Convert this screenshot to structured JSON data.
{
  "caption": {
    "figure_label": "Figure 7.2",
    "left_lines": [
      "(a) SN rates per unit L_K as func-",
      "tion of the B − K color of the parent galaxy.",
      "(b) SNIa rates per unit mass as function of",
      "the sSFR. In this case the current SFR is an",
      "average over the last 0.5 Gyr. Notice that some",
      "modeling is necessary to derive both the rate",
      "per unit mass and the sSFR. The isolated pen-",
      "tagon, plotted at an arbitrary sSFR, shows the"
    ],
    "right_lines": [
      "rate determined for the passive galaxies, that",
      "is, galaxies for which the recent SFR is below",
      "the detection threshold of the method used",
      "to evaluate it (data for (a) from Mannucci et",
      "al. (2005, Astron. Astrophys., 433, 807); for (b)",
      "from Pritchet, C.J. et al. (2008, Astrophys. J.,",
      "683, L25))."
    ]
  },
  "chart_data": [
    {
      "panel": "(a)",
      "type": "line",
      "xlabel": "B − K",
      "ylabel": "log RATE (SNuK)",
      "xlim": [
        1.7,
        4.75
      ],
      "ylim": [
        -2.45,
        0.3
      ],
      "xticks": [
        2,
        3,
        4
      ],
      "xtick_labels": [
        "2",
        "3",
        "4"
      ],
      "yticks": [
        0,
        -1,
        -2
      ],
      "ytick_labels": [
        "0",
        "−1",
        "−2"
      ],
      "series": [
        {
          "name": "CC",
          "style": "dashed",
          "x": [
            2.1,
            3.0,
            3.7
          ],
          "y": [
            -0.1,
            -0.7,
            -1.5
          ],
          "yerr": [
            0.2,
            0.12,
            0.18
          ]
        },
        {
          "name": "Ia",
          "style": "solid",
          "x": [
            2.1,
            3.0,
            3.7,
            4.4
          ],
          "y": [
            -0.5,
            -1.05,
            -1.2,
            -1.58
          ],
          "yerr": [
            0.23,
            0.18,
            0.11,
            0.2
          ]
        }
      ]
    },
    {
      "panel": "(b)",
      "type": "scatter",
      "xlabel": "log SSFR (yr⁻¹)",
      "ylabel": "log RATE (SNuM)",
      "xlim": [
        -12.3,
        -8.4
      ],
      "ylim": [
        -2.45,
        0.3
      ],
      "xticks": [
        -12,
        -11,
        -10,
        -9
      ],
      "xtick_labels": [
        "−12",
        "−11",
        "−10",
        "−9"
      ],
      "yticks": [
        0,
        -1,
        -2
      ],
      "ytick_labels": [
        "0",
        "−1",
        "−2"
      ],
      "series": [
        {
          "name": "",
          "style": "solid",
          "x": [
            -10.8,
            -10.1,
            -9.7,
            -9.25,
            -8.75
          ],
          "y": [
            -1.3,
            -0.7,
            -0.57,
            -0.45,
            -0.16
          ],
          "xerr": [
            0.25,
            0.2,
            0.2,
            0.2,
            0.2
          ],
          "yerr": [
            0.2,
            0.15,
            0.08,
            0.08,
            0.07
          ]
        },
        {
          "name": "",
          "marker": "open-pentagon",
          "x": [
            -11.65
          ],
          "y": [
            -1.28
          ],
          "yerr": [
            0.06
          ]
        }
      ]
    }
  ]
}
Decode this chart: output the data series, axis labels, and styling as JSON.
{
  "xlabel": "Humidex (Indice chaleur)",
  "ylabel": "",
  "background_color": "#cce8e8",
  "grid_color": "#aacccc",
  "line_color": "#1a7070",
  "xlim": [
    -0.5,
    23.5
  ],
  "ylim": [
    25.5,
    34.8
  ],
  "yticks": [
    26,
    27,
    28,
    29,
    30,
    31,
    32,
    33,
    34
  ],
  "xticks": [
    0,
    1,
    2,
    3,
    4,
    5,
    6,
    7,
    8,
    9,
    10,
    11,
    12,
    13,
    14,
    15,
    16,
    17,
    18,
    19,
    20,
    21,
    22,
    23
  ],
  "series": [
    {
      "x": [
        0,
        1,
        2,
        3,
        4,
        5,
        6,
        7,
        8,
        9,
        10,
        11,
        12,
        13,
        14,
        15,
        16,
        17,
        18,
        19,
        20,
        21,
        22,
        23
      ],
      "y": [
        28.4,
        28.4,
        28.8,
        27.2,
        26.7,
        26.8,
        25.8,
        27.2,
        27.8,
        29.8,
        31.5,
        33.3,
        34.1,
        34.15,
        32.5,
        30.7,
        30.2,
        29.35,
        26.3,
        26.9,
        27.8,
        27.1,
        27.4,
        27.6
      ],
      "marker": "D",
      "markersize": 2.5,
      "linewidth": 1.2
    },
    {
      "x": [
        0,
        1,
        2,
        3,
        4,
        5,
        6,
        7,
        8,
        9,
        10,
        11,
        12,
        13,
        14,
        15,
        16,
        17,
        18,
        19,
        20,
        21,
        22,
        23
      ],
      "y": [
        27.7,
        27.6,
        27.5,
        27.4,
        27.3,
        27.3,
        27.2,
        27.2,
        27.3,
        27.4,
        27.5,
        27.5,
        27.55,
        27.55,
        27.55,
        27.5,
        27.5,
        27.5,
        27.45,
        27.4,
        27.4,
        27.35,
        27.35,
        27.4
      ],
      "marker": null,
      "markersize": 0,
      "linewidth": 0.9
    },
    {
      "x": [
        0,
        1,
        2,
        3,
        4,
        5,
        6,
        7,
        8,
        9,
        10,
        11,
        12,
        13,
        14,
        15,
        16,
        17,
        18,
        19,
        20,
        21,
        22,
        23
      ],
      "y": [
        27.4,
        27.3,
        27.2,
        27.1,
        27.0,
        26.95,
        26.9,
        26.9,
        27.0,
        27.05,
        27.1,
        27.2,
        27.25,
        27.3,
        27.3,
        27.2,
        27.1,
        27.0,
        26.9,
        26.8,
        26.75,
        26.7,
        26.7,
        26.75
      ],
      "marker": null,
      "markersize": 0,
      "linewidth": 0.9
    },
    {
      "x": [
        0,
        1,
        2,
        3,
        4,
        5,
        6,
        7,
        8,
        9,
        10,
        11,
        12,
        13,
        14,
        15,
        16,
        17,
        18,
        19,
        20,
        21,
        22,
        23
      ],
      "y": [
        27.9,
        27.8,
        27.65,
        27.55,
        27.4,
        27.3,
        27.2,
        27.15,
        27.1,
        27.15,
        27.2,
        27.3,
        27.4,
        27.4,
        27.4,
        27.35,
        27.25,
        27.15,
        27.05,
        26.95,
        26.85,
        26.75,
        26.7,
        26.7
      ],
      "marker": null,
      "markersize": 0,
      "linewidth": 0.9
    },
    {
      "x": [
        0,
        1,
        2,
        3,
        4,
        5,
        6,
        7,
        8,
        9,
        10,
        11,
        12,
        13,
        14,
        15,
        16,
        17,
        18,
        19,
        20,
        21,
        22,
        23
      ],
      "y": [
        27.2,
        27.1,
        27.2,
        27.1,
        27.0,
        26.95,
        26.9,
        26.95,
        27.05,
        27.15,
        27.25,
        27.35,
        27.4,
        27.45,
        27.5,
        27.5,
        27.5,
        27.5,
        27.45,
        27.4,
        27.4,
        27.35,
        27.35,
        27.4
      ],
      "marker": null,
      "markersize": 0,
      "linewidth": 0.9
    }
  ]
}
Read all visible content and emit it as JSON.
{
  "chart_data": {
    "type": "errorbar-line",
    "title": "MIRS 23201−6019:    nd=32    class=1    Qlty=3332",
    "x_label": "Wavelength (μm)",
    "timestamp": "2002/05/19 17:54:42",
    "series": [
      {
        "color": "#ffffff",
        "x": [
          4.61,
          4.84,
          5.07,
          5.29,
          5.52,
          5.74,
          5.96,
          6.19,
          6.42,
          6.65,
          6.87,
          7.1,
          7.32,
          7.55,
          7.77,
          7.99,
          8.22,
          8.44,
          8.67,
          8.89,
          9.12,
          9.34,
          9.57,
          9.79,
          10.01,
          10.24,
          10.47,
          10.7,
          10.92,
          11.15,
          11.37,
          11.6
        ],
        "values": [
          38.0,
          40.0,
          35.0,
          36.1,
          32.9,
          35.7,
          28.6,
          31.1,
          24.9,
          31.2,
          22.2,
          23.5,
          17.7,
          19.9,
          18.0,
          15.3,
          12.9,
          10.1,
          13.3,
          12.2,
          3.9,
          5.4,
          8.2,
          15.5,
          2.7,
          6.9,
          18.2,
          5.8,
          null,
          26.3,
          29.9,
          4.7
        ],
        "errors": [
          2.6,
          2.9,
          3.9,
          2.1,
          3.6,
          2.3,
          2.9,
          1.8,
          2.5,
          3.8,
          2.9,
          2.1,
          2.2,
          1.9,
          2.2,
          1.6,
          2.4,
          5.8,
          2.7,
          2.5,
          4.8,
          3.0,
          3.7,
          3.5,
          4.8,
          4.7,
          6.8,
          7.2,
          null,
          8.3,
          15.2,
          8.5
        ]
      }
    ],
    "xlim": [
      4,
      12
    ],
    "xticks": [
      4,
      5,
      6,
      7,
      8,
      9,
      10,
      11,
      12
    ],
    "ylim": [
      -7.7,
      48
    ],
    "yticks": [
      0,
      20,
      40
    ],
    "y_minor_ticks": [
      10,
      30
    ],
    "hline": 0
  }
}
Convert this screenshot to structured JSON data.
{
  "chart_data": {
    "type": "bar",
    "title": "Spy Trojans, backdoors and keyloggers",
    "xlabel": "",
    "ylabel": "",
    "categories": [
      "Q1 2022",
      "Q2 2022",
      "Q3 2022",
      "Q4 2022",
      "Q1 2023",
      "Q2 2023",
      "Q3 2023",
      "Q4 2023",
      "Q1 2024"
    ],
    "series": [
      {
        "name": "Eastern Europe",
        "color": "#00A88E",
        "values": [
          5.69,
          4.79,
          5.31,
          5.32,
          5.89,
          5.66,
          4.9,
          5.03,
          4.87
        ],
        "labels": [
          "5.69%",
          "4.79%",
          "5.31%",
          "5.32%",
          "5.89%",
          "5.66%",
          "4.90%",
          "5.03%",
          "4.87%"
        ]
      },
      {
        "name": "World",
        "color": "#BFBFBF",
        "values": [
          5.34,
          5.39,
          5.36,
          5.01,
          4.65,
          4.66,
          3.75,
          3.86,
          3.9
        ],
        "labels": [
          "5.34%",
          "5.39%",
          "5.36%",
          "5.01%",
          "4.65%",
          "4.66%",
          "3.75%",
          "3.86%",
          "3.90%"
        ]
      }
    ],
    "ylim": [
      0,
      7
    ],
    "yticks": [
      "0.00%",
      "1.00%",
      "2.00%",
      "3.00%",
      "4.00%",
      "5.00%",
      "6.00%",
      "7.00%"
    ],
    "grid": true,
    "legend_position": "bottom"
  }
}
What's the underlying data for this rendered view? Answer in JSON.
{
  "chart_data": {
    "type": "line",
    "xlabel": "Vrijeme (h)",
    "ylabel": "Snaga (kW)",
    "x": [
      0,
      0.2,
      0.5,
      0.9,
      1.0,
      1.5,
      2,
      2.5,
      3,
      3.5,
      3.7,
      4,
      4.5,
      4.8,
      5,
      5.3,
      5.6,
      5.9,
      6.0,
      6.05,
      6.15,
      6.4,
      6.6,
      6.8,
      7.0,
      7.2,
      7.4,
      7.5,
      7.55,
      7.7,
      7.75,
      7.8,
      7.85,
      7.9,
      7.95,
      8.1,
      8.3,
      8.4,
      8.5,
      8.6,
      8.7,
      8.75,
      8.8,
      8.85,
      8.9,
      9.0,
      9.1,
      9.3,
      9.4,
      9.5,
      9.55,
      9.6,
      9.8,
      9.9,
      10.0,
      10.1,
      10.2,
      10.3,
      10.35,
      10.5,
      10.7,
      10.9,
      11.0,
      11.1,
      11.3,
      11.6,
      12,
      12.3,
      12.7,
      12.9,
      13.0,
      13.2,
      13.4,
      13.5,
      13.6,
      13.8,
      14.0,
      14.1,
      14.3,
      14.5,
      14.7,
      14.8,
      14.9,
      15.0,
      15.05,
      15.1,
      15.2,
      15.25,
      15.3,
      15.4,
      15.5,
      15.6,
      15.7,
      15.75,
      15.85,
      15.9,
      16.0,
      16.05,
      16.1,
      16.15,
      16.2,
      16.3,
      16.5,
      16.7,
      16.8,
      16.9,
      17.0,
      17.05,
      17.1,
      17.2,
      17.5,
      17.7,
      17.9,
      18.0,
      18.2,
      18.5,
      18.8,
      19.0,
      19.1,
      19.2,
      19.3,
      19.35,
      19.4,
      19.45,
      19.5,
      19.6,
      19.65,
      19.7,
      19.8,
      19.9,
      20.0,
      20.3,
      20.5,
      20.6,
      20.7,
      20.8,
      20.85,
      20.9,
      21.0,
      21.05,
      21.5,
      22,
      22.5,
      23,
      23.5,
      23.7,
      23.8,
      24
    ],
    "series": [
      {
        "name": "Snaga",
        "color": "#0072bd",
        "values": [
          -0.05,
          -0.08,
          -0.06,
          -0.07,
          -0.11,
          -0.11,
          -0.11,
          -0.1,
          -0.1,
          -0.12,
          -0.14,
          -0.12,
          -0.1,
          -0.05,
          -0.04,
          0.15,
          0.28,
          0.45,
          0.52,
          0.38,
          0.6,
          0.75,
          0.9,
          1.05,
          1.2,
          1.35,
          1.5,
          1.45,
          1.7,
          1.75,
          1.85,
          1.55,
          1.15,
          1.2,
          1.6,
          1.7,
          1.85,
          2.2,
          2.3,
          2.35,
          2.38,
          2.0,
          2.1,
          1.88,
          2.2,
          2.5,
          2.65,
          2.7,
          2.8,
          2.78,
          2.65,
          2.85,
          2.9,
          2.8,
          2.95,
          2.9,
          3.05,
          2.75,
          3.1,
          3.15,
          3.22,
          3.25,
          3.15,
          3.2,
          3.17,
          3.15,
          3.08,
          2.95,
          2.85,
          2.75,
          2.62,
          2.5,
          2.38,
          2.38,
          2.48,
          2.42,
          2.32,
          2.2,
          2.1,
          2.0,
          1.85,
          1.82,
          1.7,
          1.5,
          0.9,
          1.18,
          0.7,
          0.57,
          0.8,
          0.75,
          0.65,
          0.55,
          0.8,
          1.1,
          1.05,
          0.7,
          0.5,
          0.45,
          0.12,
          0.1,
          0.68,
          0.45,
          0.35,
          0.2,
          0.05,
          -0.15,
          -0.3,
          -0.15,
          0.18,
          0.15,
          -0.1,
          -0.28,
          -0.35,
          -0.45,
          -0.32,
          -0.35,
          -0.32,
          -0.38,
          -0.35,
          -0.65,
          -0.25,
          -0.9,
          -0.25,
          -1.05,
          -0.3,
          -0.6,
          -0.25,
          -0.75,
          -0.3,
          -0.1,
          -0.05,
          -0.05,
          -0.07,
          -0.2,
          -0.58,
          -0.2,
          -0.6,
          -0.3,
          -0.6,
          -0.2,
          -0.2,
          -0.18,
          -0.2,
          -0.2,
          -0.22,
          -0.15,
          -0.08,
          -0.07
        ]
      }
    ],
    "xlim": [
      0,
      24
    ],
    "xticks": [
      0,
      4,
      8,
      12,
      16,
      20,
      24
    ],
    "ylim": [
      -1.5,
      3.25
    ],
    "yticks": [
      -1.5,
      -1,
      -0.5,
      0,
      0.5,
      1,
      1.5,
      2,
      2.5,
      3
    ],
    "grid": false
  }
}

▶ [Exercise instructions] Check each line of the entries above, and show every one holding the word "that".

▶ [Solution to the problem]
      "average over the last 0.5 Gyr. Notice that some",
      "rate determined for the passive galaxies, that",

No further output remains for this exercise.